SUPPLIED DATA
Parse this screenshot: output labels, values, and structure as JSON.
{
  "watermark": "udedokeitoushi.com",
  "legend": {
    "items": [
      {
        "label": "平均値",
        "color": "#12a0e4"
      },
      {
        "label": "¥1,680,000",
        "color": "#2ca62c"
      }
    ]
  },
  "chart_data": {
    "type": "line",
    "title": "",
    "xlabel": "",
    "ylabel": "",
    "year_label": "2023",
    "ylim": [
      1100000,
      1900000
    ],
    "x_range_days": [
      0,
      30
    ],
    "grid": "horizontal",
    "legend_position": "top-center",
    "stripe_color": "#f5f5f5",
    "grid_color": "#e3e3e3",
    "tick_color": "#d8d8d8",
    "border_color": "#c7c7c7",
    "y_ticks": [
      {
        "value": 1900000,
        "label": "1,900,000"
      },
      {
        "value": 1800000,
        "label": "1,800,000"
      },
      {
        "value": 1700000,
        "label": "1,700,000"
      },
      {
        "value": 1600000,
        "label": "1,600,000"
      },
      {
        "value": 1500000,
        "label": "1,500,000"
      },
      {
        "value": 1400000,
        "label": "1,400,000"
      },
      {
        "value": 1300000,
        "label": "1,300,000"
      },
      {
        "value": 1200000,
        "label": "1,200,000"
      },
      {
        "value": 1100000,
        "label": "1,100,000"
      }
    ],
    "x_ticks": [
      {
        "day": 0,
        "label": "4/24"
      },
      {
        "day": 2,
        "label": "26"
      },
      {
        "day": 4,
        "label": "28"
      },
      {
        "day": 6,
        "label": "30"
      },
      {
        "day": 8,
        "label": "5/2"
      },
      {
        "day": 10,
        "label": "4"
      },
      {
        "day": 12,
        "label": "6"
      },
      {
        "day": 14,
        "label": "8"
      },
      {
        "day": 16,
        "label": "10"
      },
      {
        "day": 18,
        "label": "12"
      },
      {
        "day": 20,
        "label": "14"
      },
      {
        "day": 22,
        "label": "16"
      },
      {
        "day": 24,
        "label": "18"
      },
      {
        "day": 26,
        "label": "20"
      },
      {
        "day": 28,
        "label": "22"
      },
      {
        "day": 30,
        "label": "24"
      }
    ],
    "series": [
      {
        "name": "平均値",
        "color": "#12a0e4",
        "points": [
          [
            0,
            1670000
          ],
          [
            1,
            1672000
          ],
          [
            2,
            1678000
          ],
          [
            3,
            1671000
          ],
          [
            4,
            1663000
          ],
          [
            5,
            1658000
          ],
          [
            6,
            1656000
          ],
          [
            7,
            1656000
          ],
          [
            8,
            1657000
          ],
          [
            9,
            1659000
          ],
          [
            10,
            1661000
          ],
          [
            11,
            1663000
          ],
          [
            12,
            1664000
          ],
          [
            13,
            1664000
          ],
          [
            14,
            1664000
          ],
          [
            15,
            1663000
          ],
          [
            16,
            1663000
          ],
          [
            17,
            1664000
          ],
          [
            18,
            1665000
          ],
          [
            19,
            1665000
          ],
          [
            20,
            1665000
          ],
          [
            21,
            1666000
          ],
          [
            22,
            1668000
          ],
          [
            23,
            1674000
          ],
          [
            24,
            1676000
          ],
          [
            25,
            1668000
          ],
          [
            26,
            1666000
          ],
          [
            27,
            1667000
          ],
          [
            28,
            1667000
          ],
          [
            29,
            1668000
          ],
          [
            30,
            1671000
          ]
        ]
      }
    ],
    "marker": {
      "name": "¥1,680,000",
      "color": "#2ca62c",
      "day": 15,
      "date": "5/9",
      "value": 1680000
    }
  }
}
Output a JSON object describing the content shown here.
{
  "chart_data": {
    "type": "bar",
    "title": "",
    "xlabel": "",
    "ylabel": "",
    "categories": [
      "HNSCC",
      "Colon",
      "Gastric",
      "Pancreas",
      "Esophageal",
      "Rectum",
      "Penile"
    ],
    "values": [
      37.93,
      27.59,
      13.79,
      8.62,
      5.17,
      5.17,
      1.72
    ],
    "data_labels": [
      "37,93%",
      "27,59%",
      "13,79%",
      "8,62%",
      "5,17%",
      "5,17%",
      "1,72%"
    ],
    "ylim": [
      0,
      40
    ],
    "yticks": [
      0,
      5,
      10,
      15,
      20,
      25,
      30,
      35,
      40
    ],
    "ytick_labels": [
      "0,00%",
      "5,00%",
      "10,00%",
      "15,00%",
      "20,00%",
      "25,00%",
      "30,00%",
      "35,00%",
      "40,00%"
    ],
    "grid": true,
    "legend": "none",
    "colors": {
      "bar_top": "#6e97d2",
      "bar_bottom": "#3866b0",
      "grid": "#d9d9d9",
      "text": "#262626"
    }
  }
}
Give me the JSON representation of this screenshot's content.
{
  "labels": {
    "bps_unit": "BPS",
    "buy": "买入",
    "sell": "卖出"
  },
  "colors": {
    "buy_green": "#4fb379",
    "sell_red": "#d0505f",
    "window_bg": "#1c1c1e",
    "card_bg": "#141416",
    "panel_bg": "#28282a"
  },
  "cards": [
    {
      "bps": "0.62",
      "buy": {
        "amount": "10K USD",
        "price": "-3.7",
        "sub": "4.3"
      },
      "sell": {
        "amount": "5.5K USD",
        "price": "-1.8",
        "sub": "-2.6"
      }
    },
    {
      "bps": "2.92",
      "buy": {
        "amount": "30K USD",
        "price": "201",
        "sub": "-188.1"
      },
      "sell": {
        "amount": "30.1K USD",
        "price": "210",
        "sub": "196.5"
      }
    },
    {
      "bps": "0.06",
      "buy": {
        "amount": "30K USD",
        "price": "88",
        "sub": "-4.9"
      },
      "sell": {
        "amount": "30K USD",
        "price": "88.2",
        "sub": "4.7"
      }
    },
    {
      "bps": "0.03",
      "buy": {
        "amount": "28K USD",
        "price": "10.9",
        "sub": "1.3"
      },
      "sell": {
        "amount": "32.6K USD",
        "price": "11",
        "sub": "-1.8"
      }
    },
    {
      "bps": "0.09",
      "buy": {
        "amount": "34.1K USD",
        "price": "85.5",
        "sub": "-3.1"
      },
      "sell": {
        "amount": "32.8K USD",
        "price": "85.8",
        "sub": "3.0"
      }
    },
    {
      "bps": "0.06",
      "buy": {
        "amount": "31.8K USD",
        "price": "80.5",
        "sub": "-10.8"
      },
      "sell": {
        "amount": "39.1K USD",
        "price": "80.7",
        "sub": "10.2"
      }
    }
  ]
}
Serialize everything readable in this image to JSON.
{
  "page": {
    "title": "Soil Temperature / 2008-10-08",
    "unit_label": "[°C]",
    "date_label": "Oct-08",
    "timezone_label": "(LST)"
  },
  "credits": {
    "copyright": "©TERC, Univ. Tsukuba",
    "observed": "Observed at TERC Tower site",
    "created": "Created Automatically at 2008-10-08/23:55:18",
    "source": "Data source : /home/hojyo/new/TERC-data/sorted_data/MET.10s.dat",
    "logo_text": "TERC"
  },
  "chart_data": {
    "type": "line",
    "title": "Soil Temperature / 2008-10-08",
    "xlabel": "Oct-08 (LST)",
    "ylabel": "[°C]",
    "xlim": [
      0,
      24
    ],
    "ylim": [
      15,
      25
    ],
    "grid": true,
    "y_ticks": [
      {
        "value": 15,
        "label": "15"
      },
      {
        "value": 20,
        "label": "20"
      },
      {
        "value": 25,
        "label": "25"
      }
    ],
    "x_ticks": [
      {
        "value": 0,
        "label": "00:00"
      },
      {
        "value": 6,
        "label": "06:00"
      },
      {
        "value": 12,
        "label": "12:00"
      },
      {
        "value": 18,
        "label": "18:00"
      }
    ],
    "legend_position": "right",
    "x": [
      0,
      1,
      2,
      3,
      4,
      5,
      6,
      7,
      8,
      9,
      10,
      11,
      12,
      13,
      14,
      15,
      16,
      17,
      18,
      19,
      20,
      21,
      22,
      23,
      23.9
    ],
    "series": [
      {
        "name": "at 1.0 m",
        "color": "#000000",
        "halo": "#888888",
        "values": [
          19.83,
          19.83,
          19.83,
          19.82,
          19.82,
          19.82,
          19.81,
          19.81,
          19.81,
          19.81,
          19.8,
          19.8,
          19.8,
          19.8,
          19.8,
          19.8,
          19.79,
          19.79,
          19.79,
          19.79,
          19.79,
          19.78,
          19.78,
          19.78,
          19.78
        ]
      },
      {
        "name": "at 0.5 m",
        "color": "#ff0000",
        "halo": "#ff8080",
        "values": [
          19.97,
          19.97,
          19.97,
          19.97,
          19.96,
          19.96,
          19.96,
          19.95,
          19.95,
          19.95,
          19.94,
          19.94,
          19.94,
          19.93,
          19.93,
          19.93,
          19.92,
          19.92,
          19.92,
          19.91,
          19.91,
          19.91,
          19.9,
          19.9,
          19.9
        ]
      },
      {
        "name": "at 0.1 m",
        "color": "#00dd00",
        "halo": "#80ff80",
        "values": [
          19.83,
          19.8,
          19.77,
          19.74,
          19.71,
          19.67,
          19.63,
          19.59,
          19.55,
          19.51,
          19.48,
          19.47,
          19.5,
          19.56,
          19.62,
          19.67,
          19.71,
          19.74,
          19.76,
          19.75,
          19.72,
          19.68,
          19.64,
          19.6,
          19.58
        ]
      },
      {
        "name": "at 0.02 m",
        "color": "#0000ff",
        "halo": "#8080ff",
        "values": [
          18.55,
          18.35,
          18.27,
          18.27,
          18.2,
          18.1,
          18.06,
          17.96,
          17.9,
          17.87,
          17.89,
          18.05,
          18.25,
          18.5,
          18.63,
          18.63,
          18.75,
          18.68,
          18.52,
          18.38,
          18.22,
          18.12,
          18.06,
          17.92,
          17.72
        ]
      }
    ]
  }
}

TO BE DONE
Copy each line of the listing that holds the word "JSON".

RESPONSE TO THE EXERCISE
Parse this screenshot: output labels, values, and structure as JSON.
Output a JSON object describing the content shown here.
Give me the JSON representation of this screenshot's content.
Serialize everything readable in this image to JSON.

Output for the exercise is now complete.